What the task requires: Output the lines that follow exactly as they are.

Dataset rows:
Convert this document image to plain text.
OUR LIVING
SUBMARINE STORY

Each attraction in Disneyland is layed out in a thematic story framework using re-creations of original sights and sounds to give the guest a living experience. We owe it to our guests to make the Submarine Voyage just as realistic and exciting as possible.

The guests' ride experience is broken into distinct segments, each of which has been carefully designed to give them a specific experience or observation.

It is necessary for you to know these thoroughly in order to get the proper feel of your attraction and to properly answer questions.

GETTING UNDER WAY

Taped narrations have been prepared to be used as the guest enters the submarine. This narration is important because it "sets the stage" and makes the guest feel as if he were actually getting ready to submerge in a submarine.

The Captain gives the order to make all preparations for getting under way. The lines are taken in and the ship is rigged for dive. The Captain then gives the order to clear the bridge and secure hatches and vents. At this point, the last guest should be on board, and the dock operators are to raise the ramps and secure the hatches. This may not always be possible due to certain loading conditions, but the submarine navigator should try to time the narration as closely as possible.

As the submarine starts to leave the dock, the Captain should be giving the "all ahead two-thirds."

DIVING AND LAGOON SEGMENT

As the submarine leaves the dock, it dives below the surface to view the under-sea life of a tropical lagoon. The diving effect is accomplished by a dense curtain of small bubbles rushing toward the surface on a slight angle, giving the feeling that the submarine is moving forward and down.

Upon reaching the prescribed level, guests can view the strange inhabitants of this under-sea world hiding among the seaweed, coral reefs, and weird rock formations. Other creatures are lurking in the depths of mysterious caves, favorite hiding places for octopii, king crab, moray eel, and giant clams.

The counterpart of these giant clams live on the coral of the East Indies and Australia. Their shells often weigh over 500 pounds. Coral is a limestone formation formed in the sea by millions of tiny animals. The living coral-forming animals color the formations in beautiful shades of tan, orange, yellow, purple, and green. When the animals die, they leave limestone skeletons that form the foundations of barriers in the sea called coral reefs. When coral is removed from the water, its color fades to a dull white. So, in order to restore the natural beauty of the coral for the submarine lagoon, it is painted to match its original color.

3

Response to the task:
Convert this document image to plain text.
OUR LIVING
SUBMARINE STORY

Each attraction in Disneyland is layed out in a thematic story framework using re-creations of original sights and sounds to give the guest a living experience. We owe it to our guests to make the Submarine Voyage just as realistic and exciting as possible.

The guests' ride experience is broken into distinct segments, each of which has been carefully designed to give them a specific experience or observation.

It is necessary for you to know these thoroughly in order to get the proper feel of your attraction and to properly answer questions.

GETTING UNDER WAY

Taped narrations have been prepared to be used as the guest enters the submarine. This narration is important because it "sets the stage" and makes the guest feel as if he were actually getting ready to submerge in a submarine.

The Captain gives the order to make all preparations for getting under way. The lines are taken in and the ship is rigged for dive. The Captain then gives the order to clear the bridge and secure hatches and vents. At this point, the last guest should be on board, and the dock operators are to raise the ramps and secure the hatches. This may not always be possible due to certain loading conditions, but the submarine navigator should try to time the narration as closely as possible.

As the submarine starts to leave the dock, the Captain should be giving the "all ahead two-thirds."

DIVING AND LAGOON SEGMENT

As the submarine leaves the dock, it dives below the surface to view the under-sea life of a tropical lagoon. The diving effect is accomplished by a dense curtain of small bubbles rushing toward the surface on a slight angle, giving the feeling that the submarine is moving forward and down.

Upon reaching the prescribed level, guests can view the strange inhabitants of this under-sea world hiding among the seaweed, coral reefs, and weird rock formations. Other creatures are lurking in the depths of mysterious caves, favorite hiding places for octopii, king crab, moray eel, and giant clams.

The counterpart of these giant clams live on the coral of the East Indies and Australia. Their shells often weigh over 500 pounds. Coral is a limestone formation formed in the sea by millions of tiny animals. The living coral-forming animals color the formations in beautiful shades of tan, orange, yellow, purple, and green. When the animals die, they leave limestone skeletons that form the foundations of barriers in the sea called coral reefs. When coral is removed from the water, its color fades to a dull white. So, in order to restore the natural beauty of the coral for the submarine lagoon, it is painted to match its original color.

3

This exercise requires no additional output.